[EXERCISE DESCRIPTION]:
Everything in the listing except the pictures should be written out exactly.
───── EXCERPTED DATA ─────
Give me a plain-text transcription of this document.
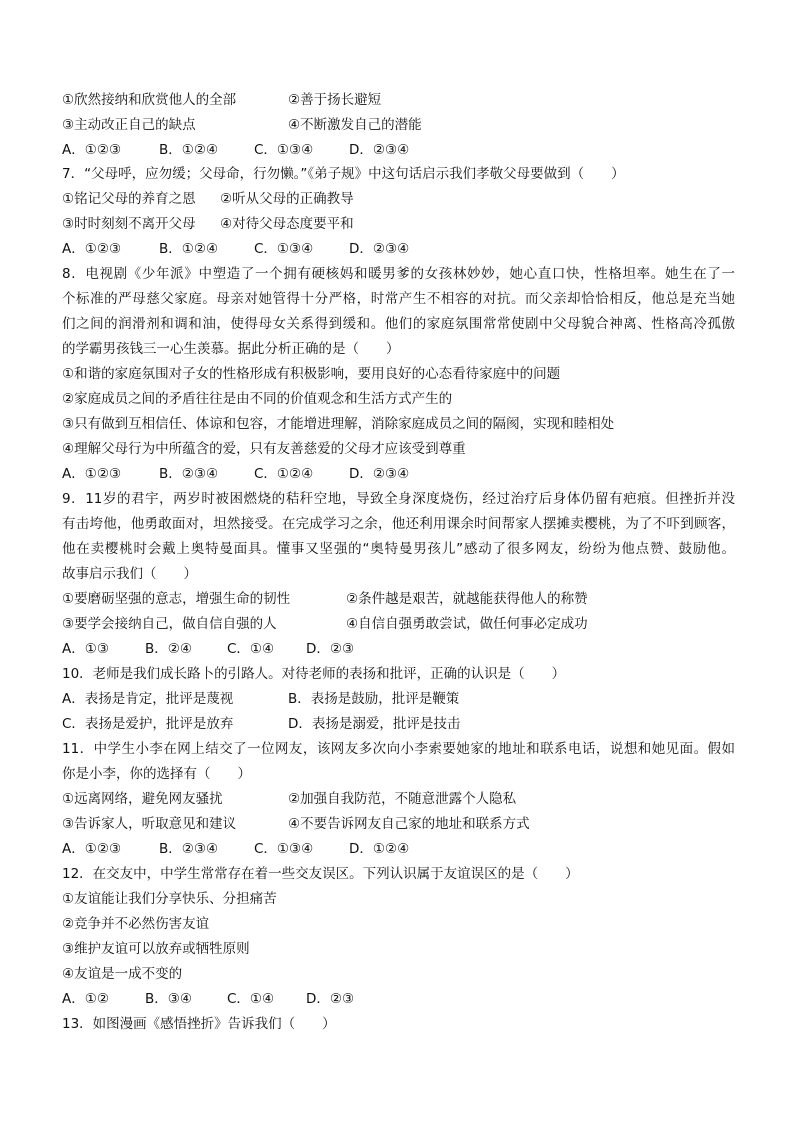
①欣然接纳和欣赏他人的全部	②善于扬长避短
③主动改正自己的缺点	④不断激发自己的潜能
A．①②③	B．①②④	C．①③④	D．②③④
7．“父母呼，应勿缓；父母命，行勿懒。”《弟子规》中这句话启示我们孝敬父母要做到（　　）
①铭记父母的养育之恩 ②听从父母的正确教导
③时时刻刻不离开父母 ④对待父母态度要平和
A．①②③	B．①②④	C．①③④	D．②③④
8．电视剧《少年派》中塑造了一个拥有硬核妈和暖男爹的女孩林妙妙，她心直口快，性格坦率。她生在了一
个标准的严母慈父家庭。母亲对她管得十分严格，时常产生不相容的对抗。而父亲却恰恰相反，他总是充当她
们之间的润滑剂和调和油，使得母女关系得到缓和。他们的家庭氛围常常使剧中父母貌合神离、性格高冷孤傲
的学霸男孩钱三一心生羡慕。据此分析正确的是（　　）
①和谐的家庭氛围对子女的性格形成有积极影响，要用良好的心态看待家庭中的问题
②家庭成员之间的矛盾往往是由不同的价值观念和生活方式产生的
③只有做到互相信任、体谅和包容，才能增进理解，消除家庭成员之间的隔阂，实现和睦相处
④理解父母行为中所蕴含的爱，只有友善慈爱的父母才应该受到尊重
A．①②③	B．②③④	C．①②④	D．②③④
9．11岁的君宇，两岁时被困燃烧的秸秆空地，导致全身深度烧伤，经过治疗后身体仍留有疤痕。但挫折并没
有击垮他，他勇敢面对，坦然接受。在完成学习之余，他还利用课余时间帮家人摆摊卖樱桃，为了不吓到顾客，
他在卖樱桃时会戴上奥特曼面具。懂事又坚强的“奥特曼男孩儿”感动了很多网友，纷纷为他点赞、鼓励他。
故事启示我们（　　）
①要磨砺坚强的意志，增强生命的韧性	②条件越是艰苦，就越能获得他人的称赞
③要学会接纳自己，做自信自强的人	④自信自强勇敢尝试，做任何事必定成功
A．①③	B．②④	C．①④ D．②③
10．老师是我们成长路卜的引路人。对待老师的表扬和批评，正确的认识是（　　）
A．表扬是肯定，批评是蔑视	B．表扬是鼓励，批评是鞭策
C．表扬是爱护，批评是放弃	D．表扬是溺爱，批评是技击
11．中学生小李在网上结交了一位网友，该网友多次向小李索要她家的地址和联系电话，说想和她见面。假如
你是小李，你的选择有（　　）
①远离网络，避免网友骚扰	②加强自我防范，不随意泄露个人隐私
③告诉家人，听取意见和建议	④不要告诉网友自己家的地址和联系方式
A．①②③	B．②③④	C．①③④	D．①②④
12．在交友中，中学生常常存在着一些交友误区。下列认识属于友谊误区的是（　　）
①友谊能让我们分享快乐、分担痛苦
②竞争并不必然伤害友谊
③维护友谊可以放弃或牺牲原则
④友谊是一成不变的
A．①②	B．③④	C．①④ D．②③
13．如图漫画《感悟挫折》告诉我们（　　）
─────
[CORRECT RESPONSE]:
Give me a plain-text transcription of this document.
①欣然接纳和欣赏他人的全部	②善于扬长避短
③主动改正自己的缺点	④不断激发自己的潜能
A．①②③	B．①②④	C．①③④	D．②③④
7．“父母呼，应勿缓；父母命，行勿懒。”《弟子规》中这句话启示我们孝敬父母要做到（　　）
①铭记父母的养育之恩 ②听从父母的正确教导
③时时刻刻不离开父母 ④对待父母态度要平和
A．①②③	B．①②④	C．①③④	D．②③④
8．电视剧《少年派》中塑造了一个拥有硬核妈和暖男爹的女孩林妙妙，她心直口快，性格坦率。她生在了一
个标准的严母慈父家庭。母亲对她管得十分严格，时常产生不相容的对抗。而父亲却恰恰相反，他总是充当她
们之间的润滑剂和调和油，使得母女关系得到缓和。他们的家庭氛围常常使剧中父母貌合神离、性格高冷孤傲
的学霸男孩钱三一心生羡慕。据此分析正确的是（　　）
①和谐的家庭氛围对子女的性格形成有积极影响，要用良好的心态看待家庭中的问题
②家庭成员之间的矛盾往往是由不同的价值观念和生活方式产生的
③只有做到互相信任、体谅和包容，才能增进理解，消除家庭成员之间的隔阂，实现和睦相处
④理解父母行为中所蕴含的爱，只有友善慈爱的父母才应该受到尊重
A．①②③	B．②③④	C．①②④	D．②③④
9．11岁的君宇，两岁时被困燃烧的秸秆空地，导致全身深度烧伤，经过治疗后身体仍留有疤痕。但挫折并没
有击垮他，他勇敢面对，坦然接受。在完成学习之余，他还利用课余时间帮家人摆摊卖樱桃，为了不吓到顾客，
他在卖樱桃时会戴上奥特曼面具。懂事又坚强的“奥特曼男孩儿”感动了很多网友，纷纷为他点赞、鼓励他。
故事启示我们（　　）
①要磨砺坚强的意志，增强生命的韧性	②条件越是艰苦，就越能获得他人的称赞
③要学会接纳自己，做自信自强的人	④自信自强勇敢尝试，做任何事必定成功
A．①③	B．②④	C．①④ D．②③
10．老师是我们成长路卜的引路人。对待老师的表扬和批评，正确的认识是（　　）
A．表扬是肯定，批评是蔑视	B．表扬是鼓励，批评是鞭策
C．表扬是爱护，批评是放弃	D．表扬是溺爱，批评是技击
11．中学生小李在网上结交了一位网友，该网友多次向小李索要她家的地址和联系电话，说想和她见面。假如
你是小李，你的选择有（　　）
①远离网络，避免网友骚扰	②加强自我防范，不随意泄露个人隐私
③告诉家人，听取意见和建议	④不要告诉网友自己家的地址和联系方式
A．①②③	B．②③④	C．①③④	D．①②④
12．在交友中，中学生常常存在着一些交友误区。下列认识属于友谊误区的是（　　）
①友谊能让我们分享快乐、分担痛苦
②竞争并不必然伤害友谊
③维护友谊可以放弃或牺牲原则
④友谊是一成不变的
A．①②	B．③④	C．①④ D．②③
13．如图漫画《感悟挫折》告诉我们（　　）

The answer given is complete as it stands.